Проведя в Германии несколько дней, Луи Деллюк писал («Синэа», 24 июня 1921 года):

«Большинство немецких фильмов, демонстрирующихся в Германии, истинно немецкие.

Я хотел бы, чтобы о большинстве французских фильмов, идущих во Франции, можно было сказать: какие же они французские!

Имя Лотты Нойман значится в афишах, расклеенных на всех углах. Идет фильм «Бедняжка Теа» («Arme Thea»).

Идет и «Группа белых аистов» («Klapperstorchverband») [244]. Демонстрируются десятки gem?tlich[245] фильмов с Лоттой Нойман в главных ролях. За Рейном она занимает то же положение, что Мэри Пикфорд — по ту сторону Атлантики. Ее обожают.

Думаю, мы бы ее никогда не стали обожать.

Идут очаровательные рекламные фильмы. Они столь же глупы, как и в других странах, но сделаны настолько тщательно, искусно, ловко, что нет никакой возможности их не смотреть.

Это касается и пропагандистских картин.

Когда пропагандистские службы рейха начинают какую-то кампанию, они не считают нужным прикалывать этикетку с надписью «Немецкая пропаганда».

Это ясно и так.

□ □ □ □ □

== Ваша задача ==
Переведите на английский язык предложение из текста о немецком кино: «Когда пропагандистские службы рейха начинают какую-то кампанию, они не считают нужным прикалывать этикетку с надписью „Немецкая пропаганда“».

Записи о положении элементов
□ □ □ □ □

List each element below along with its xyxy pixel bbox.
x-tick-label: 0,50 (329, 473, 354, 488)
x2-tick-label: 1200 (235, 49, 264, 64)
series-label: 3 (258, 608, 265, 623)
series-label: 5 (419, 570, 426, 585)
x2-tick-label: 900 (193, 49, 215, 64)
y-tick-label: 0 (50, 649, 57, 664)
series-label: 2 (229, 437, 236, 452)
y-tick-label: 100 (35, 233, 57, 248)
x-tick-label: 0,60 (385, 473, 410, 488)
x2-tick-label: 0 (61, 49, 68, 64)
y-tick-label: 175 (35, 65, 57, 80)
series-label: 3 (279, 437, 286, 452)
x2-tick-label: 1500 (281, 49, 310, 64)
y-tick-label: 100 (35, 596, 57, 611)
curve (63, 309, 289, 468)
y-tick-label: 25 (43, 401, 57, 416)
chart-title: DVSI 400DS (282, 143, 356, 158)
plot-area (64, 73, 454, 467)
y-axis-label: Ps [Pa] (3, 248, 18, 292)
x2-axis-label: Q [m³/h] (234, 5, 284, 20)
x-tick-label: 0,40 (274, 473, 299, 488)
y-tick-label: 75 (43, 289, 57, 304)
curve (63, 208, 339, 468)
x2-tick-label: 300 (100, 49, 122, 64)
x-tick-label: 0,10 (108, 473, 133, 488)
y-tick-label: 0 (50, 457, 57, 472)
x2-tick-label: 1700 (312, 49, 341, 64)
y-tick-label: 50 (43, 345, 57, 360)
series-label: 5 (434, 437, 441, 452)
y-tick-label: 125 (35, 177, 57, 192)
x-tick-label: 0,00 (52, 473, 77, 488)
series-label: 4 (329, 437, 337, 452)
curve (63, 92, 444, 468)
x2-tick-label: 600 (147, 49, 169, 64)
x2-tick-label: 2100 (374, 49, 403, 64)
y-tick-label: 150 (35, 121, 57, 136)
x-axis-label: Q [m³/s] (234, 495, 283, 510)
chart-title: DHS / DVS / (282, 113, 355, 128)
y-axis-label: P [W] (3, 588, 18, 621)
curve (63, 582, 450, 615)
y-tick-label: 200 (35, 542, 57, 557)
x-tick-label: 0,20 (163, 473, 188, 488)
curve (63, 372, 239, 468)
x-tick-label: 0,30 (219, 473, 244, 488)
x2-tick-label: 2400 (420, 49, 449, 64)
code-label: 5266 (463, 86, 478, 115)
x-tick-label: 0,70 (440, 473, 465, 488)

□ □ □ □ □

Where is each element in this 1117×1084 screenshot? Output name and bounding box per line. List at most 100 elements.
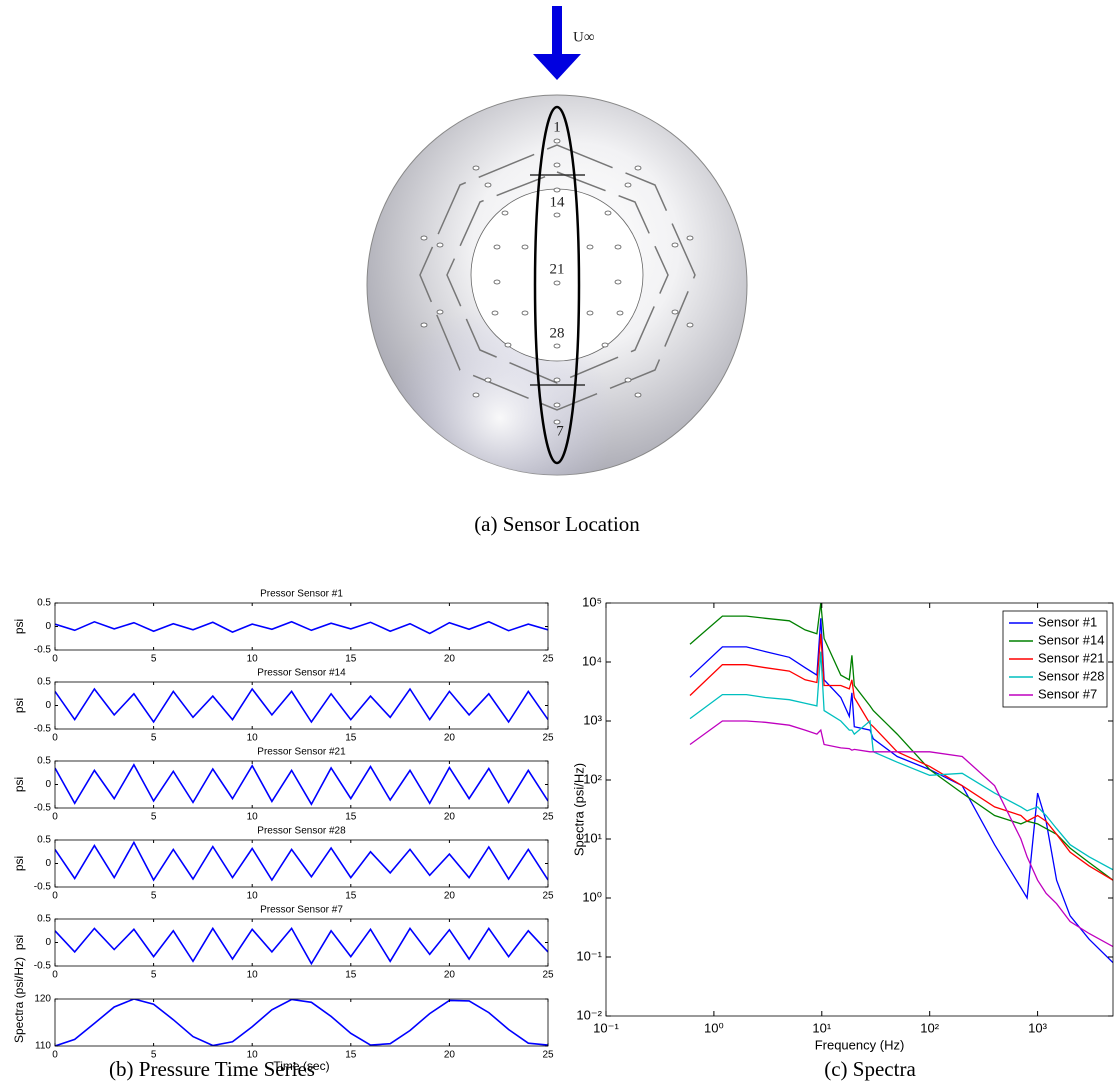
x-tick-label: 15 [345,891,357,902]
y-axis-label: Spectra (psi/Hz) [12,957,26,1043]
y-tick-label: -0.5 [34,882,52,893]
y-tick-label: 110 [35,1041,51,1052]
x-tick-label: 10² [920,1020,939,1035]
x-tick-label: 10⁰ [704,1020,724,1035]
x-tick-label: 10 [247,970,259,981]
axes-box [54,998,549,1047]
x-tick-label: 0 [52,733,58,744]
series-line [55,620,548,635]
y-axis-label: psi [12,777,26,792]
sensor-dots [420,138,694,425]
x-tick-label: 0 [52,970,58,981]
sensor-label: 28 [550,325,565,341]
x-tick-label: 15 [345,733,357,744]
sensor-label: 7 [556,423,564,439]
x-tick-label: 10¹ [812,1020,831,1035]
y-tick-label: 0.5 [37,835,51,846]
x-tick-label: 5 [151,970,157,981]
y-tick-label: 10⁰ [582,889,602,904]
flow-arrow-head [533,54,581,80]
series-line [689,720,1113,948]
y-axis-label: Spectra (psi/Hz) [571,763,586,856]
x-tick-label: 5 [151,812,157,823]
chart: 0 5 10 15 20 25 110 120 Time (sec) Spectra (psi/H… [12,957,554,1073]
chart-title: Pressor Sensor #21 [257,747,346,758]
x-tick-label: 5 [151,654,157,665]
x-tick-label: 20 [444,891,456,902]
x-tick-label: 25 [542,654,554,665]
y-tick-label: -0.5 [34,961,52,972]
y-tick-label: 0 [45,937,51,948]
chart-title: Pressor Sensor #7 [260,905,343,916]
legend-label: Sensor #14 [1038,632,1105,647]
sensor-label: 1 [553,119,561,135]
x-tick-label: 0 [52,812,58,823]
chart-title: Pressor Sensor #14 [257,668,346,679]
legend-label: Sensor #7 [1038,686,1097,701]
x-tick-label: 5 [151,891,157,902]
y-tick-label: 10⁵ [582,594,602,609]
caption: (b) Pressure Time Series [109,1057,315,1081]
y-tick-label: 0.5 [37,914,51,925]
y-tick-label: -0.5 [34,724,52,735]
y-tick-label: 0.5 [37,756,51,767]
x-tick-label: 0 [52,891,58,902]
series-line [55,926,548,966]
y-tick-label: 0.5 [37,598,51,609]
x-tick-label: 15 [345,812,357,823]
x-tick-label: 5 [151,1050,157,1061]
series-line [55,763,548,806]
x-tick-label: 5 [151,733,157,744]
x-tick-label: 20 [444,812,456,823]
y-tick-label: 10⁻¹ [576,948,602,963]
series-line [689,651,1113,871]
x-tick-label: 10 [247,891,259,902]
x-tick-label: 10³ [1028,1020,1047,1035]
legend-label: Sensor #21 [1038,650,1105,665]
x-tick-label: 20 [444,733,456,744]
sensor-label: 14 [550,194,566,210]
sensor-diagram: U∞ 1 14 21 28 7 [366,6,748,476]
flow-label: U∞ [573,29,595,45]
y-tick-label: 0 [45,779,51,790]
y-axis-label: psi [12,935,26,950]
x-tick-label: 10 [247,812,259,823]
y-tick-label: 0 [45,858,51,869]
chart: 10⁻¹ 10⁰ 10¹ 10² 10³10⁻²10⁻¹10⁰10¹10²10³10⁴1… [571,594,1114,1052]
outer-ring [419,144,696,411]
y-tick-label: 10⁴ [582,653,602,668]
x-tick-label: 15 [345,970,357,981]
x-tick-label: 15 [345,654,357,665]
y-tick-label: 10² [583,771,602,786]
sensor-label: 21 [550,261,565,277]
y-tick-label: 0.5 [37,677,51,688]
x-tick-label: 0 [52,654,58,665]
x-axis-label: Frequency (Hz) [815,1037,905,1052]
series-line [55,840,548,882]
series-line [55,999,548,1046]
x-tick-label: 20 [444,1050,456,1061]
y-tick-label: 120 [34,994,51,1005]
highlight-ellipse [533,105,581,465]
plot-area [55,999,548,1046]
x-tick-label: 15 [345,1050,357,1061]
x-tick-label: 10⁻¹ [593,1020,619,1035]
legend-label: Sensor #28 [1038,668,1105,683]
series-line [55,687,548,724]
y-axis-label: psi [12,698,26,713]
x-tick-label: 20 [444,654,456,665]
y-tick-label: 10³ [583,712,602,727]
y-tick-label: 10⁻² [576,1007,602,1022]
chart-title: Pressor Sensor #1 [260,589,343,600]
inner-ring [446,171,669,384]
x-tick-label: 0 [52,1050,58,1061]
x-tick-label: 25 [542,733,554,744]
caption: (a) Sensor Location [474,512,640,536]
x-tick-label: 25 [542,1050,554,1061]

□ □ □ □ □

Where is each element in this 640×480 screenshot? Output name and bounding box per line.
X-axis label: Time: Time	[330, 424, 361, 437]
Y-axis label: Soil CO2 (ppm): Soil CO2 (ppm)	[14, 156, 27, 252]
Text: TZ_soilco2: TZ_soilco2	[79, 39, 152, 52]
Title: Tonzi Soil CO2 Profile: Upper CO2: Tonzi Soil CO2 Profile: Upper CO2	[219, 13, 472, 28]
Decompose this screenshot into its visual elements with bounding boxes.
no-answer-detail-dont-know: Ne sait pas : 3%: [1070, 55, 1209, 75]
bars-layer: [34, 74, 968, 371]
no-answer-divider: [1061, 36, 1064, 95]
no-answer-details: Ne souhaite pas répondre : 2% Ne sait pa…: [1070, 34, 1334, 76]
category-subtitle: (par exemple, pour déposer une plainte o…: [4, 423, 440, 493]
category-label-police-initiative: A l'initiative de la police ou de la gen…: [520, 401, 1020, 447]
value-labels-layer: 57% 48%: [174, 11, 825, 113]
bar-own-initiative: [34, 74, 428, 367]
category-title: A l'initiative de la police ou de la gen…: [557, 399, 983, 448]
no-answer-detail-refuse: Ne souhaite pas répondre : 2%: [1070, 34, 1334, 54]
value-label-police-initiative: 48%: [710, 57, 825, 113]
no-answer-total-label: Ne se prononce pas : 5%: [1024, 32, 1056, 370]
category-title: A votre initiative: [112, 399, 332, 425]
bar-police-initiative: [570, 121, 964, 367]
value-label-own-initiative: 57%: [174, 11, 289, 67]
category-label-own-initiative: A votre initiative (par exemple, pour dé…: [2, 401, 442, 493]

□ □ □ □ □

== Ответ ==
When the Reich's propaganda services launch a campaign, they do not consider it necessary to pin on a label reading "German Propaganda."